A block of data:
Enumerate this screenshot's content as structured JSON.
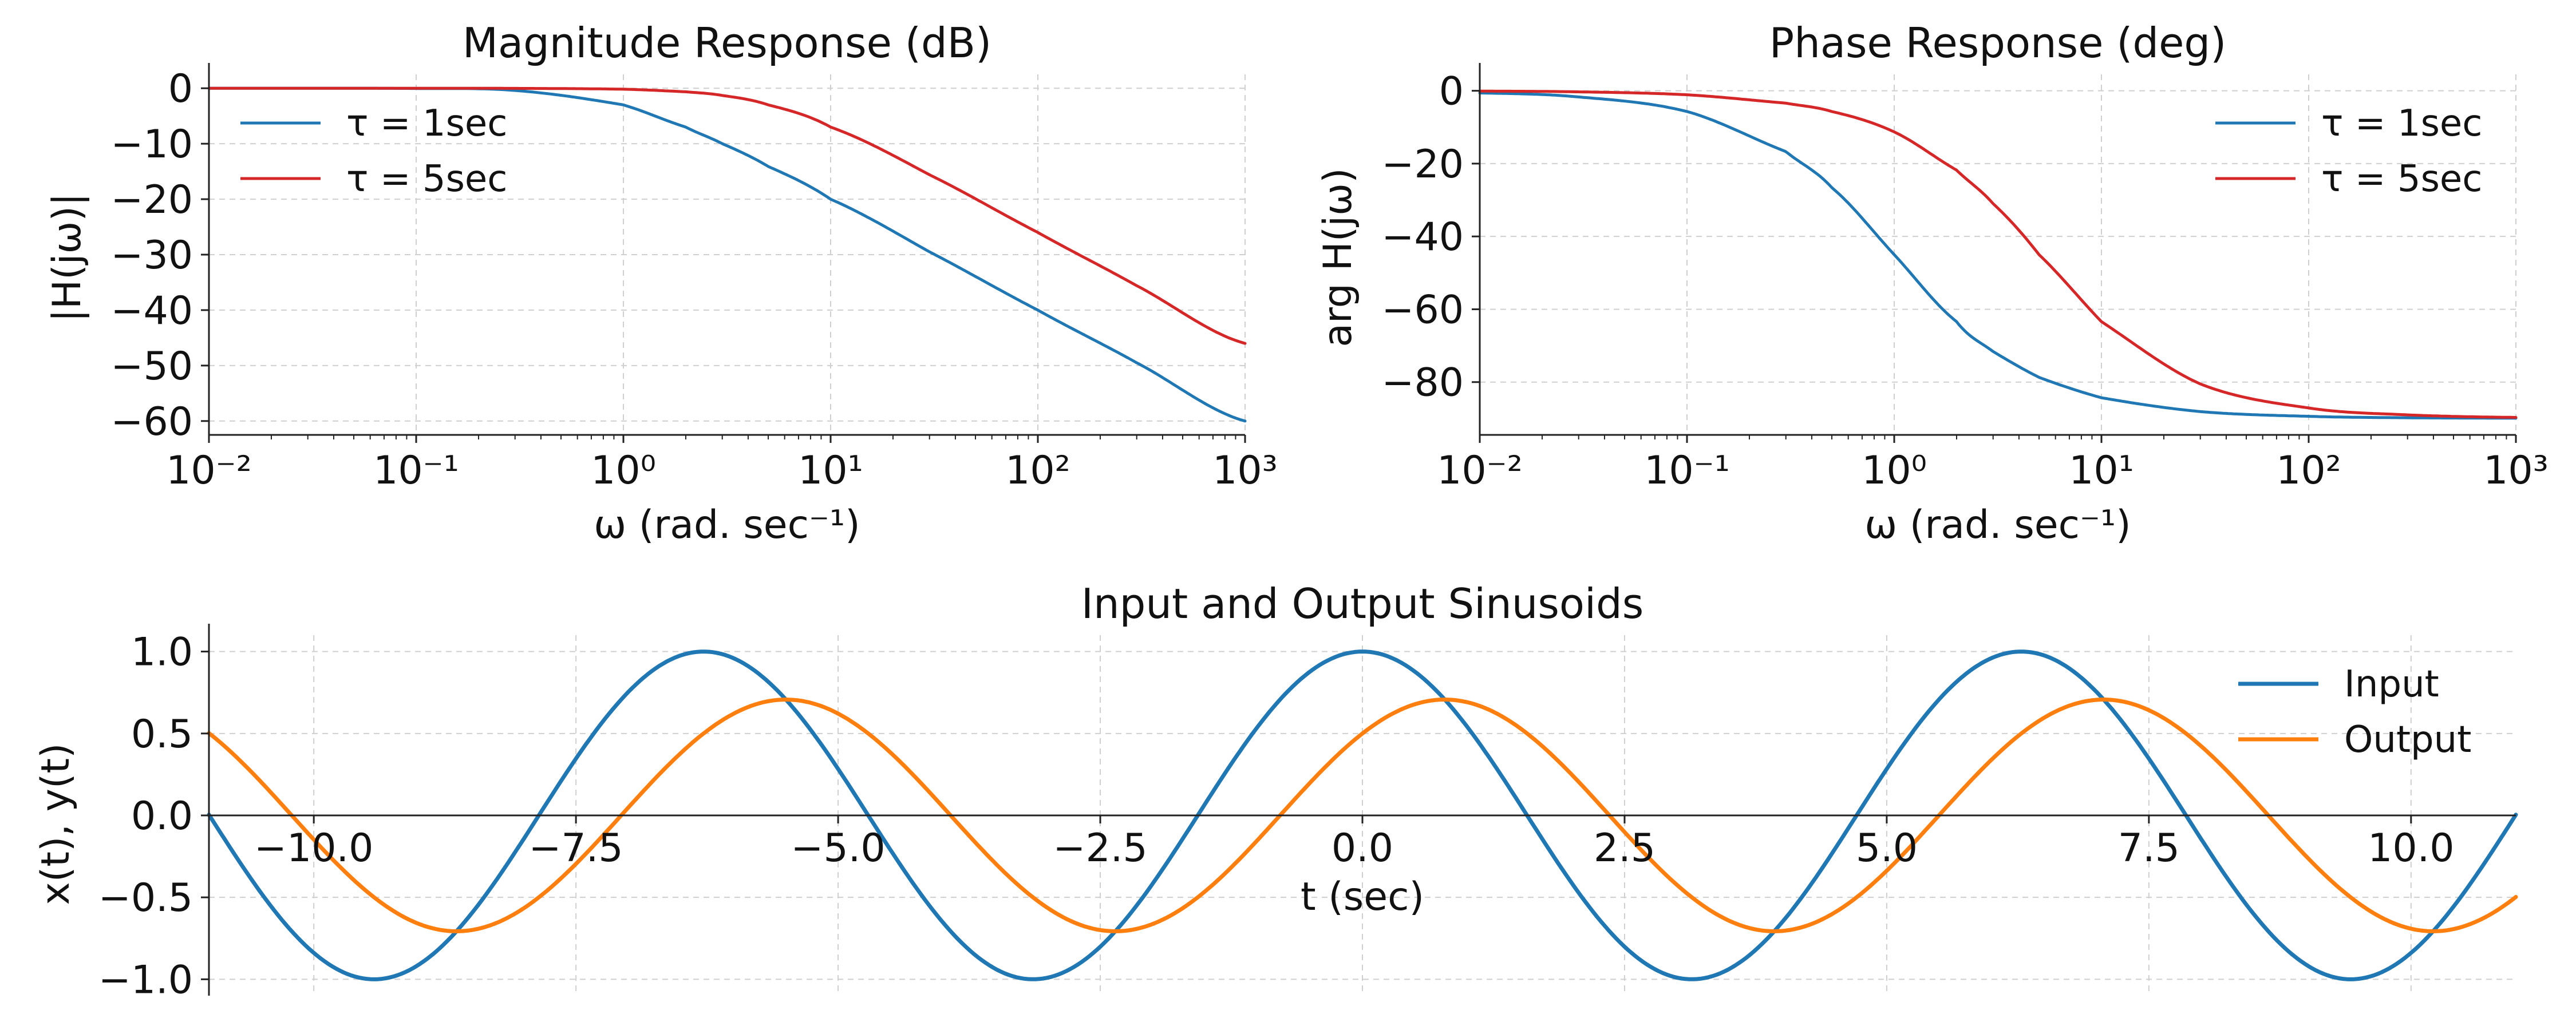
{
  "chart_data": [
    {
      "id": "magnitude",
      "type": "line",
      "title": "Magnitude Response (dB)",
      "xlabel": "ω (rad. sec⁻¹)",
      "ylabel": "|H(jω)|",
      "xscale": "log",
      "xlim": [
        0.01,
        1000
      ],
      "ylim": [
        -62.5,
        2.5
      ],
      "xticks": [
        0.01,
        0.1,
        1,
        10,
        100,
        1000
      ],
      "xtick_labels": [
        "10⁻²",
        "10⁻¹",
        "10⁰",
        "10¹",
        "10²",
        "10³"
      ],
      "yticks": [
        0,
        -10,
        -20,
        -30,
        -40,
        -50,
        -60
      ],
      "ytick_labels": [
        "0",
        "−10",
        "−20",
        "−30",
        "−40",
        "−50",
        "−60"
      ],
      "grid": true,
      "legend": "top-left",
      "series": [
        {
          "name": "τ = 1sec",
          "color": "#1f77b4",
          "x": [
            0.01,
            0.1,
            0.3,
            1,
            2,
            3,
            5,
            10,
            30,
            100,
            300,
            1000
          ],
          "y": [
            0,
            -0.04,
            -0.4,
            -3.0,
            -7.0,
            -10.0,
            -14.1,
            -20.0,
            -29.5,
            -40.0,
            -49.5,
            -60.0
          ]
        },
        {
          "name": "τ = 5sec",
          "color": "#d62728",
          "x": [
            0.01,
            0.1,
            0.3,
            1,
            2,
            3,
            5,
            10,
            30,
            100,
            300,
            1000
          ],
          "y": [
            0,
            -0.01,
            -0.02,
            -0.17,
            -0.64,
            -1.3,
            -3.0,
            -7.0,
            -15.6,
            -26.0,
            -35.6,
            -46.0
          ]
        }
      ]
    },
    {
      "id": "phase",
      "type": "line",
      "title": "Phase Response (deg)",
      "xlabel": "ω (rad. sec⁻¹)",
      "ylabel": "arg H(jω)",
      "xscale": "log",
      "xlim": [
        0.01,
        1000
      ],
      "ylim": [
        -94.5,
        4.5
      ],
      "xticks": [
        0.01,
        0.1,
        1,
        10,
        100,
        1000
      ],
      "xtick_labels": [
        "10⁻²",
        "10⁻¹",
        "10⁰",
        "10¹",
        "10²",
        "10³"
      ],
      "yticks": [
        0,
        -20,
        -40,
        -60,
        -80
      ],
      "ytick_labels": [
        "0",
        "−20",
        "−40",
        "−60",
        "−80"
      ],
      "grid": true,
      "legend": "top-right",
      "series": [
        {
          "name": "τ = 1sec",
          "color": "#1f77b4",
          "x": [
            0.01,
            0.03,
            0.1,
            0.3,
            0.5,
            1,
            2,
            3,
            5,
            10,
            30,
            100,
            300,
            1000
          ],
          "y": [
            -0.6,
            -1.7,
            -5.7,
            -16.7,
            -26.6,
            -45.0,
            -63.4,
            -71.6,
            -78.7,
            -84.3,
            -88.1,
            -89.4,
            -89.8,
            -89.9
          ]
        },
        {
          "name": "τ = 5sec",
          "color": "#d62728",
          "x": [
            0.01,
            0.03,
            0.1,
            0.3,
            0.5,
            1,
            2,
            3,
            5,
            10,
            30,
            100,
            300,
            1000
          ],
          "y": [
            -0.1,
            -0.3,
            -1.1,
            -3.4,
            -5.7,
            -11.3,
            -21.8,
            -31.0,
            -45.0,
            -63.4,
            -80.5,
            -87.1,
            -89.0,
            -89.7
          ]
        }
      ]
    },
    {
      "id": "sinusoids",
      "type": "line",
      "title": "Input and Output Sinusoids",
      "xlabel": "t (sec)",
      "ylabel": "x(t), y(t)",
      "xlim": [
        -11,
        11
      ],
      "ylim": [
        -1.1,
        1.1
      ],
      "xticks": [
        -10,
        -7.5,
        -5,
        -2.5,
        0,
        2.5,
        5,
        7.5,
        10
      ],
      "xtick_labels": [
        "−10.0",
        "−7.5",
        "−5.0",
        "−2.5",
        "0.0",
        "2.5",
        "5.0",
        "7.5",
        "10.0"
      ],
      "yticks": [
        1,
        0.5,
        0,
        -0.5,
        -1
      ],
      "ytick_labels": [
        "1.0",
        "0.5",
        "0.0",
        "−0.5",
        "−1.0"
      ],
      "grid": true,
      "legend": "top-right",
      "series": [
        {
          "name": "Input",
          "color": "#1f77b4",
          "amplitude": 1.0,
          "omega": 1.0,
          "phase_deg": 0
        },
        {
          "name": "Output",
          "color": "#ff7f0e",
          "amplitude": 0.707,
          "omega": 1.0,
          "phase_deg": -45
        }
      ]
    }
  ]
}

### Requirement:
Output every entry word for word, but omit the pictures.

### Solution to this exercise:
Enumerate this screenshot's content as structured JSON.
{
  "chart_data": [
    {
      "id": "magnitude",
      "type": "line",
      "title": "Magnitude Response (dB)",
      "xlabel": "ω (rad. sec⁻¹)",
      "ylabel": "|H(jω)|",
      "xscale": "log",
      "xlim": [
        0.01,
        1000
      ],
      "ylim": [
        -62.5,
        2.5
      ],
      "xticks": [
        0.01,
        0.1,
        1,
        10,
        100,
        1000
      ],
      "xtick_labels": [
        "10⁻²",
        "10⁻¹",
        "10⁰",
        "10¹",
        "10²",
        "10³"
      ],
      "yticks": [
        0,
        -10,
        -20,
        -30,
        -40,
        -50,
        -60
      ],
      "ytick_labels": [
        "0",
        "−10",
        "−20",
        "−30",
        "−40",
        "−50",
        "−60"
      ],
      "grid": true,
      "legend": "top-left",
      "series": [
        {
          "name": "τ = 1sec",
          "color": "#1f77b4",
          "x": [
            0.01,
            0.1,
            0.3,
            1,
            2,
            3,
            5,
            10,
            30,
            100,
            300,
            1000
          ],
          "y": [
            0,
            -0.04,
            -0.4,
            -3.0,
            -7.0,
            -10.0,
            -14.1,
            -20.0,
            -29.5,
            -40.0,
            -49.5,
            -60.0
          ]
        },
        {
          "name": "τ = 5sec",
          "color": "#d62728",
          "x": [
            0.01,
            0.1,
            0.3,
            1,
            2,
            3,
            5,
            10,
            30,
            100,
            300,
            1000
          ],
          "y": [
            0,
            -0.01,
            -0.02,
            -0.17,
            -0.64,
            -1.3,
            -3.0,
            -7.0,
            -15.6,
            -26.0,
            -35.6,
            -46.0
          ]
        }
      ]
    },
    {
      "id": "phase",
      "type": "line",
      "title": "Phase Response (deg)",
      "xlabel": "ω (rad. sec⁻¹)",
      "ylabel": "arg H(jω)",
      "xscale": "log",
      "xlim": [
        0.01,
        1000
      ],
      "ylim": [
        -94.5,
        4.5
      ],
      "xticks": [
        0.01,
        0.1,
        1,
        10,
        100,
        1000
      ],
      "xtick_labels": [
        "10⁻²",
        "10⁻¹",
        "10⁰",
        "10¹",
        "10²",
        "10³"
      ],
      "yticks": [
        0,
        -20,
        -40,
        -60,
        -80
      ],
      "ytick_labels": [
        "0",
        "−20",
        "−40",
        "−60",
        "−80"
      ],
      "grid": true,
      "legend": "top-right",
      "series": [
        {
          "name": "τ = 1sec",
          "color": "#1f77b4",
          "x": [
            0.01,
            0.03,
            0.1,
            0.3,
            0.5,
            1,
            2,
            3,
            5,
            10,
            30,
            100,
            300,
            1000
          ],
          "y": [
            -0.6,
            -1.7,
            -5.7,
            -16.7,
            -26.6,
            -45.0,
            -63.4,
            -71.6,
            -78.7,
            -84.3,
            -88.1,
            -89.4,
            -89.8,
            -89.9
          ]
        },
        {
          "name": "τ = 5sec",
          "color": "#d62728",
          "x": [
            0.01,
            0.03,
            0.1,
            0.3,
            0.5,
            1,
            2,
            3,
            5,
            10,
            30,
            100,
            300,
            1000
          ],
          "y": [
            -0.1,
            -0.3,
            -1.1,
            -3.4,
            -5.7,
            -11.3,
            -21.8,
            -31.0,
            -45.0,
            -63.4,
            -80.5,
            -87.1,
            -89.0,
            -89.7
          ]
        }
      ]
    },
    {
      "id": "sinusoids",
      "type": "line",
      "title": "Input and Output Sinusoids",
      "xlabel": "t (sec)",
      "ylabel": "x(t), y(t)",
      "xlim": [
        -11,
        11
      ],
      "ylim": [
        -1.1,
        1.1
      ],
      "xticks": [
        -10,
        -7.5,
        -5,
        -2.5,
        0,
        2.5,
        5,
        7.5,
        10
      ],
      "xtick_labels": [
        "−10.0",
        "−7.5",
        "−5.0",
        "−2.5",
        "0.0",
        "2.5",
        "5.0",
        "7.5",
        "10.0"
      ],
      "yticks": [
        1,
        0.5,
        0,
        -0.5,
        -1
      ],
      "ytick_labels": [
        "1.0",
        "0.5",
        "0.0",
        "−0.5",
        "−1.0"
      ],
      "grid": true,
      "legend": "top-right",
      "series": [
        {
          "name": "Input",
          "color": "#1f77b4",
          "amplitude": 1.0,
          "omega": 1.0,
          "phase_deg": 0
        },
        {
          "name": "Output",
          "color": "#ff7f0e",
          "amplitude": 0.707,
          "omega": 1.0,
          "phase_deg": -45
        }
      ]
    }
  ]
}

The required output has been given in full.